**Written task**
The records that follow need to be output exactly as they are.

**Dataset rows**
==*==
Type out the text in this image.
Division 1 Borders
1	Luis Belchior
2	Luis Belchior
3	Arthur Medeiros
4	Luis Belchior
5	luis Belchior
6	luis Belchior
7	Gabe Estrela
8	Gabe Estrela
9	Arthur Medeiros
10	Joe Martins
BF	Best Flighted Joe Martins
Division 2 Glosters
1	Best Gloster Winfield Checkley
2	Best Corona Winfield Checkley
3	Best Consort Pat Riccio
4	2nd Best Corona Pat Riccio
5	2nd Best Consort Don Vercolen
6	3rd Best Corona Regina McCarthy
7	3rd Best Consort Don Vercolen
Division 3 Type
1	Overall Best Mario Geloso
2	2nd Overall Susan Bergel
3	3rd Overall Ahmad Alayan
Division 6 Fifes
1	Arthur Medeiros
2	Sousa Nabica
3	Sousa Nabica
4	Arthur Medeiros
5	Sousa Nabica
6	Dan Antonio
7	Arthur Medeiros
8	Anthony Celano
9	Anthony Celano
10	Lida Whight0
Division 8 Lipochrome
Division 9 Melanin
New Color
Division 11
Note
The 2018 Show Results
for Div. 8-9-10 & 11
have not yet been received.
==*==
**Reply**
Type out the text in this image.
Division 1 Borders
1	Luis Belchior
2	Luis Belchior
3	Arthur Medeiros
4	Luis Belchior
5	luis Belchior
6	luis Belchior
7	Gabe Estrela
8	Gabe Estrela
9	Arthur Medeiros
10	Joe Martins
BF	Best Flighted Joe Martins
Division 2 Glosters
1	Best Gloster Winfield Checkley
2	Best Corona Winfield Checkley
3	Best Consort Pat Riccio
4	2nd Best Corona Pat Riccio
5	2nd Best Consort Don Vercolen
6	3rd Best Corona Regina McCarthy
7	3rd Best Consort Don Vercolen
Division 3 Type
1	Overall Best Mario Geloso
2	2nd Overall Susan Bergel
3	3rd Overall Ahmad Alayan
Division 6 Fifes
1	Arthur Medeiros
2	Sousa Nabica
3	Sousa Nabica
4	Arthur Medeiros
5	Sousa Nabica
6	Dan Antonio
7	Arthur Medeiros
8	Anthony Celano
9	Anthony Celano
10	Lida Whight0
Division 8 Lipochrome
Division 9 Melanin
New Color
Division 11
Note
The 2018 Show Results
for Div. 8-9-10 & 11
have not yet been received.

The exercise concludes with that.